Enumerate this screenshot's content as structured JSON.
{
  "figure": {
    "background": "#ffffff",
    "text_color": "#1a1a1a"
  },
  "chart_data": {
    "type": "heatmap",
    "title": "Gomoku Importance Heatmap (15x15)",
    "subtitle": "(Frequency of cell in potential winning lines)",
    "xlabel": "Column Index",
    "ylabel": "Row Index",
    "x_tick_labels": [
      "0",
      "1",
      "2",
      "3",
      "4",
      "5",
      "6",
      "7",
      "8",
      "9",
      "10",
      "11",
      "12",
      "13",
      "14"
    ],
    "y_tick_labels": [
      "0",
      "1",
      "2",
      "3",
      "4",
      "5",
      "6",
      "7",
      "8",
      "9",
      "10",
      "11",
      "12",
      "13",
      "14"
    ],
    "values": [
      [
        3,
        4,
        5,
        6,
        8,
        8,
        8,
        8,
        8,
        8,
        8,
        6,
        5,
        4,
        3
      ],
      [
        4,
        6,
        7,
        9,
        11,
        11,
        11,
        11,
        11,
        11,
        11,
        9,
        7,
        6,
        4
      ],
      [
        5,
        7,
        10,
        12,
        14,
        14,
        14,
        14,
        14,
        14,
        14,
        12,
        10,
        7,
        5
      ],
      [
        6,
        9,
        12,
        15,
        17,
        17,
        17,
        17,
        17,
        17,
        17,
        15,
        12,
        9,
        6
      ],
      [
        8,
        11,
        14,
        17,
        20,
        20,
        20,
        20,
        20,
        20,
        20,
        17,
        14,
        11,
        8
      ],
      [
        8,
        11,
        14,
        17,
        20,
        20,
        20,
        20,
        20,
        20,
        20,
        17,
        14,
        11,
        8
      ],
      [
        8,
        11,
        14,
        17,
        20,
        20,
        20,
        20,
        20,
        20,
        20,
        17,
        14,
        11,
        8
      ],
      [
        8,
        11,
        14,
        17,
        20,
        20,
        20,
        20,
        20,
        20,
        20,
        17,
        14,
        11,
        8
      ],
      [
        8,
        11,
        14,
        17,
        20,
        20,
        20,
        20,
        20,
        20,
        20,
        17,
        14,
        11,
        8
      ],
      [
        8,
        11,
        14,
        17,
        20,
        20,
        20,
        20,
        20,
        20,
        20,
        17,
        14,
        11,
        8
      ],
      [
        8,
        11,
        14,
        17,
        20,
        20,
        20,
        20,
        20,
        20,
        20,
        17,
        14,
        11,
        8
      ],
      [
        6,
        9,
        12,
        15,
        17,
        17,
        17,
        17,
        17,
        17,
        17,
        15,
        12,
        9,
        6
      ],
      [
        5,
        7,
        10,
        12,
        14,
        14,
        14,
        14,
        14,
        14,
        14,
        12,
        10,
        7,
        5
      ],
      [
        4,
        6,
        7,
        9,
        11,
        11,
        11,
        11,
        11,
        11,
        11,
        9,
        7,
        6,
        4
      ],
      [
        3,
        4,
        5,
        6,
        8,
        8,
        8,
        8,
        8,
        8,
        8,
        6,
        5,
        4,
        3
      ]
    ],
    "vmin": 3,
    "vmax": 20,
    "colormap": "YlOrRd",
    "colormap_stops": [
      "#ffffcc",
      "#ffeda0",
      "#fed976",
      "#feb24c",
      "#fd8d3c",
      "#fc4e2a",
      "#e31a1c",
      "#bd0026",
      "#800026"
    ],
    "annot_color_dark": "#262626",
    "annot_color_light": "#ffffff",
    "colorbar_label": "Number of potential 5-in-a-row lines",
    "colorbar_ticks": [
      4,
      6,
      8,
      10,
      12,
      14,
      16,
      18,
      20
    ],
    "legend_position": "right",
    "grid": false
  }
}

____

Quote all of the entries exactly as they appear.

• [SOLUTION BELOW]:
Enumerate this screenshot's content as structured JSON.
{
  "figure": {
    "background": "#ffffff",
    "text_color": "#1a1a1a"
  },
  "chart_data": {
    "type": "heatmap",
    "title": "Gomoku Importance Heatmap (15x15)",
    "subtitle": "(Frequency of cell in potential winning lines)",
    "xlabel": "Column Index",
    "ylabel": "Row Index",
    "x_tick_labels": [
      "0",
      "1",
      "2",
      "3",
      "4",
      "5",
      "6",
      "7",
      "8",
      "9",
      "10",
      "11",
      "12",
      "13",
      "14"
    ],
    "y_tick_labels": [
      "0",
      "1",
      "2",
      "3",
      "4",
      "5",
      "6",
      "7",
      "8",
      "9",
      "10",
      "11",
      "12",
      "13",
      "14"
    ],
    "values": [
      [
        3,
        4,
        5,
        6,
        8,
        8,
        8,
        8,
        8,
        8,
        8,
        6,
        5,
        4,
        3
      ],
      [
        4,
        6,
        7,
        9,
        11,
        11,
        11,
        11,
        11,
        11,
        11,
        9,
        7,
        6,
        4
      ],
      [
        5,
        7,
        10,
        12,
        14,
        14,
        14,
        14,
        14,
        14,
        14,
        12,
        10,
        7,
        5
      ],
      [
        6,
        9,
        12,
        15,
        17,
        17,
        17,
        17,
        17,
        17,
        17,
        15,
        12,
        9,
        6
      ],
      [
        8,
        11,
        14,
        17,
        20,
        20,
        20,
        20,
        20,
        20,
        20,
        17,
        14,
        11,
        8
      ],
      [
        8,
        11,
        14,
        17,
        20,
        20,
        20,
        20,
        20,
        20,
        20,
        17,
        14,
        11,
        8
      ],
      [
        8,
        11,
        14,
        17,
        20,
        20,
        20,
        20,
        20,
        20,
        20,
        17,
        14,
        11,
        8
      ],
      [
        8,
        11,
        14,
        17,
        20,
        20,
        20,
        20,
        20,
        20,
        20,
        17,
        14,
        11,
        8
      ],
      [
        8,
        11,
        14,
        17,
        20,
        20,
        20,
        20,
        20,
        20,
        20,
        17,
        14,
        11,
        8
      ],
      [
        8,
        11,
        14,
        17,
        20,
        20,
        20,
        20,
        20,
        20,
        20,
        17,
        14,
        11,
        8
      ],
      [
        8,
        11,
        14,
        17,
        20,
        20,
        20,
        20,
        20,
        20,
        20,
        17,
        14,
        11,
        8
      ],
      [
        6,
        9,
        12,
        15,
        17,
        17,
        17,
        17,
        17,
        17,
        17,
        15,
        12,
        9,
        6
      ],
      [
        5,
        7,
        10,
        12,
        14,
        14,
        14,
        14,
        14,
        14,
        14,
        12,
        10,
        7,
        5
      ],
      [
        4,
        6,
        7,
        9,
        11,
        11,
        11,
        11,
        11,
        11,
        11,
        9,
        7,
        6,
        4
      ],
      [
        3,
        4,
        5,
        6,
        8,
        8,
        8,
        8,
        8,
        8,
        8,
        6,
        5,
        4,
        3
      ]
    ],
    "vmin": 3,
    "vmax": 20,
    "colormap": "YlOrRd",
    "colormap_stops": [
      "#ffffcc",
      "#ffeda0",
      "#fed976",
      "#feb24c",
      "#fd8d3c",
      "#fc4e2a",
      "#e31a1c",
      "#bd0026",
      "#800026"
    ],
    "annot_color_dark": "#262626",
    "annot_color_light": "#ffffff",
    "colorbar_label": "Number of potential 5-in-a-row lines",
    "colorbar_ticks": [
      4,
      6,
      8,
      10,
      12,
      14,
      16,
      18,
      20
    ],
    "legend_position": "right",
    "grid": false
  }
}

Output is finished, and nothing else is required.